Across the entries below, count the lines in which the word "Normal" occurs. Reply with the count alone.
# start of EXERCISE MATERIAL
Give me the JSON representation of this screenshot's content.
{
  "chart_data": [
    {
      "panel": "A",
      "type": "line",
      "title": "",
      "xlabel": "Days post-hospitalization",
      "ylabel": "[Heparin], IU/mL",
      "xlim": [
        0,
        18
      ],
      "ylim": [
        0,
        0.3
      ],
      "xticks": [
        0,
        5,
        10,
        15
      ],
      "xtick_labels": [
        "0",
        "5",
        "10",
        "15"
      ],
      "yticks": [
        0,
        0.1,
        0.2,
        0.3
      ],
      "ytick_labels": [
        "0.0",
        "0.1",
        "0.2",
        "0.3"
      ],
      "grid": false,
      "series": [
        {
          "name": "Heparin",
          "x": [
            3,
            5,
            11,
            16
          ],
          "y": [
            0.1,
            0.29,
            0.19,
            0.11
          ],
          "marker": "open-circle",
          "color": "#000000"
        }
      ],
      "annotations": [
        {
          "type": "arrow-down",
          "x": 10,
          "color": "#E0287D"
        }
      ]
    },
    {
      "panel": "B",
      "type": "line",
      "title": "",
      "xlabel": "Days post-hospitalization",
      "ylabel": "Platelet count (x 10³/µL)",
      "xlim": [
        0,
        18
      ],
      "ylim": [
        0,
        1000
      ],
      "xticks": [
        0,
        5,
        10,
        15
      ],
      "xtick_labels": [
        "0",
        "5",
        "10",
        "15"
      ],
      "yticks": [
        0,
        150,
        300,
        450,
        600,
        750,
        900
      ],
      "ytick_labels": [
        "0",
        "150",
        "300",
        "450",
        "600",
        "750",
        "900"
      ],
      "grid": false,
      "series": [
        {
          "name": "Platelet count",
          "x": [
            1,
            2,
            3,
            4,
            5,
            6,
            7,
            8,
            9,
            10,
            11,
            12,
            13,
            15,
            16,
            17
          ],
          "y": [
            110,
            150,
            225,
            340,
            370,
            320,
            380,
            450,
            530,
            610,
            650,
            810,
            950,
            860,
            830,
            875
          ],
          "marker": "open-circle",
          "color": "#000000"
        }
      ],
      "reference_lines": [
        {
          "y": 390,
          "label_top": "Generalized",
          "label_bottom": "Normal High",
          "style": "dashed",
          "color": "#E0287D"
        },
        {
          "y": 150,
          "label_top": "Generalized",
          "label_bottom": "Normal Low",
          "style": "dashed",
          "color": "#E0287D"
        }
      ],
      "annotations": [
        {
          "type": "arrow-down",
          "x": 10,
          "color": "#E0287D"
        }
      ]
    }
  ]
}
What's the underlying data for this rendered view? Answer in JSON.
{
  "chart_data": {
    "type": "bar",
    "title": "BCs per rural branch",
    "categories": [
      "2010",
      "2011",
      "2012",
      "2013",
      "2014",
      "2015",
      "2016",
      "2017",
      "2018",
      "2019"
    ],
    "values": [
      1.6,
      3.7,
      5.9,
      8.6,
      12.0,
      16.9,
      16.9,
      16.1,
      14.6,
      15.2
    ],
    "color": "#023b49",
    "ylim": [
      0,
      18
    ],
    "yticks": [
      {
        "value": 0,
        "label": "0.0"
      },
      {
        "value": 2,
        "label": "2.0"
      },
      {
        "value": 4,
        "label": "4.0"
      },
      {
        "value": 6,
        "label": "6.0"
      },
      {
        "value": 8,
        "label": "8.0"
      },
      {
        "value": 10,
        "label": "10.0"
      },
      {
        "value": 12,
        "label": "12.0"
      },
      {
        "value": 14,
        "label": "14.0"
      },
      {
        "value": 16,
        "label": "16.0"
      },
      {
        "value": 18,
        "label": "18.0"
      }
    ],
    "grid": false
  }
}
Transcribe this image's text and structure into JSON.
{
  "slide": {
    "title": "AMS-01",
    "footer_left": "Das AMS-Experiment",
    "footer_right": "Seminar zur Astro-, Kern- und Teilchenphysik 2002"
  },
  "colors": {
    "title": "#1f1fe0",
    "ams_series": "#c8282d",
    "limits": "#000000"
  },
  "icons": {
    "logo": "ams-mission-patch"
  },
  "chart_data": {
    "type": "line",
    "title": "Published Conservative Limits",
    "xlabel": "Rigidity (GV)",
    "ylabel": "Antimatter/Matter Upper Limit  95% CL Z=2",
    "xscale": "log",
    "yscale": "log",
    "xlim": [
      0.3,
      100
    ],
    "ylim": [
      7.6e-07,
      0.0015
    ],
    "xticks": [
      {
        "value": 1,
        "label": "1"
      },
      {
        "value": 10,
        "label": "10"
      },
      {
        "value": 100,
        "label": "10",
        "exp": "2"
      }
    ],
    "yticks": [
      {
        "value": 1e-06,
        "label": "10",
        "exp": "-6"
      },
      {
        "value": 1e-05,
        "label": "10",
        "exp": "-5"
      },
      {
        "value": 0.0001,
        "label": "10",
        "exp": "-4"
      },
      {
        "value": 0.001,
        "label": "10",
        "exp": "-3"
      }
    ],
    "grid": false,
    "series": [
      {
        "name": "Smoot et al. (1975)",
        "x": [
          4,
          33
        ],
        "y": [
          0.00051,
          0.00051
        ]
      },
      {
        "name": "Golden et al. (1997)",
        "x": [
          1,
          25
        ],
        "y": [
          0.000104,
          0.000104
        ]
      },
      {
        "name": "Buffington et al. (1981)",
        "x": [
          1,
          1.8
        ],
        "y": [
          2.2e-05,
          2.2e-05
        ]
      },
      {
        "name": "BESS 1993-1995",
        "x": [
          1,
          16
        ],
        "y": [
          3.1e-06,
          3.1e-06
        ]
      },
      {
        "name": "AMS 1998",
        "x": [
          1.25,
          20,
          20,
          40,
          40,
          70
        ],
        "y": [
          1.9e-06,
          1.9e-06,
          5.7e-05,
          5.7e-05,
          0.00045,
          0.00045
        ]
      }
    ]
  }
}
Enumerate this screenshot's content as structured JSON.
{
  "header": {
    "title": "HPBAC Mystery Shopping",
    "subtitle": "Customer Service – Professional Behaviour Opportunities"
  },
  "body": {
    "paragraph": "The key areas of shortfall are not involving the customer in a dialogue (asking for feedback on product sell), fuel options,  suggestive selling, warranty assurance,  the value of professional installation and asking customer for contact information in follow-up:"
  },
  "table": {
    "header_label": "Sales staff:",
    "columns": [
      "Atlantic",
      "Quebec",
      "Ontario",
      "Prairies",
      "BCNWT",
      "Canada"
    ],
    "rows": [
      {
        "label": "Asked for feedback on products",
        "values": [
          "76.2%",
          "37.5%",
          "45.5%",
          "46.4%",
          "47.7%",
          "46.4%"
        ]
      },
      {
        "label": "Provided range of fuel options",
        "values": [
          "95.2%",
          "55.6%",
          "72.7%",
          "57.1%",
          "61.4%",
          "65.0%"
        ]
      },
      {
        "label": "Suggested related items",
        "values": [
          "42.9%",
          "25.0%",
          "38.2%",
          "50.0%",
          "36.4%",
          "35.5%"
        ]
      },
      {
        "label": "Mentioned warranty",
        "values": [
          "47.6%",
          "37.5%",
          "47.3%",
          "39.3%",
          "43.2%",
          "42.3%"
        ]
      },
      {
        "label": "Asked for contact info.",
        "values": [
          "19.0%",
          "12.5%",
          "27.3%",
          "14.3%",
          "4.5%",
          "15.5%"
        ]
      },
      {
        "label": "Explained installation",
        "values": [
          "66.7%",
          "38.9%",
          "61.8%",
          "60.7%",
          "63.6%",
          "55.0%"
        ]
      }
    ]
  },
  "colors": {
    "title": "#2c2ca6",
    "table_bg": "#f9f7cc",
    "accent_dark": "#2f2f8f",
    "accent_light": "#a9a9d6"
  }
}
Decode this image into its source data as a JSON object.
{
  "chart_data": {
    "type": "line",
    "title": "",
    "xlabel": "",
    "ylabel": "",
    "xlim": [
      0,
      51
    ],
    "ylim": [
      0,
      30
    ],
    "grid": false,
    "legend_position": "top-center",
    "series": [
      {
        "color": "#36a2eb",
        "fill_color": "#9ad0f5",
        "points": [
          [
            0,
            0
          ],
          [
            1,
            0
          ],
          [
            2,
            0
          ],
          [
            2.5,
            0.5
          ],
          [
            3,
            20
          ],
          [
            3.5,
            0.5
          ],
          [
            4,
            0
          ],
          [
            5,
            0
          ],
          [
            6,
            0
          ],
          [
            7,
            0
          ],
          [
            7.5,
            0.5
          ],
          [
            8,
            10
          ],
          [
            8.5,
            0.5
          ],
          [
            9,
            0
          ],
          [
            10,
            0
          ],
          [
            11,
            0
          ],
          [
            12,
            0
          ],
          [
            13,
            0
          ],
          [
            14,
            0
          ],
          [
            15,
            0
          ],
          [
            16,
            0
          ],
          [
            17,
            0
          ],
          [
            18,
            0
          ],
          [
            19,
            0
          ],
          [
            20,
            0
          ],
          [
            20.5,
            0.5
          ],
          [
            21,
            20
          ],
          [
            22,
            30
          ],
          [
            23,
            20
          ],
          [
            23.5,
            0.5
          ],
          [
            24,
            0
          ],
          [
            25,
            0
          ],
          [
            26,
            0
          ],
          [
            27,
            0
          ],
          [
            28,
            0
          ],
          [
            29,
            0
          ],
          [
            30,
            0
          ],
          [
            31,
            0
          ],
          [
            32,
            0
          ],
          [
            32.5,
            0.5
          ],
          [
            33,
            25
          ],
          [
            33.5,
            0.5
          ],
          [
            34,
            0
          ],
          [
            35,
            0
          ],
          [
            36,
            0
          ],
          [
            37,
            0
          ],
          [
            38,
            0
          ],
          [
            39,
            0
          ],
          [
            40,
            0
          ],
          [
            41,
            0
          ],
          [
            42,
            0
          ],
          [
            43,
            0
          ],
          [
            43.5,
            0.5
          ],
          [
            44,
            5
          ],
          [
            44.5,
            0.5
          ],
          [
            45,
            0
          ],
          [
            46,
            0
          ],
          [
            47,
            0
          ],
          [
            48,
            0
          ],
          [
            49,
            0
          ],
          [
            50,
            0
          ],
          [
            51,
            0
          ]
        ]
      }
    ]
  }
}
# end of EXERCISE MATERIAL
● TASK SOLUTION
2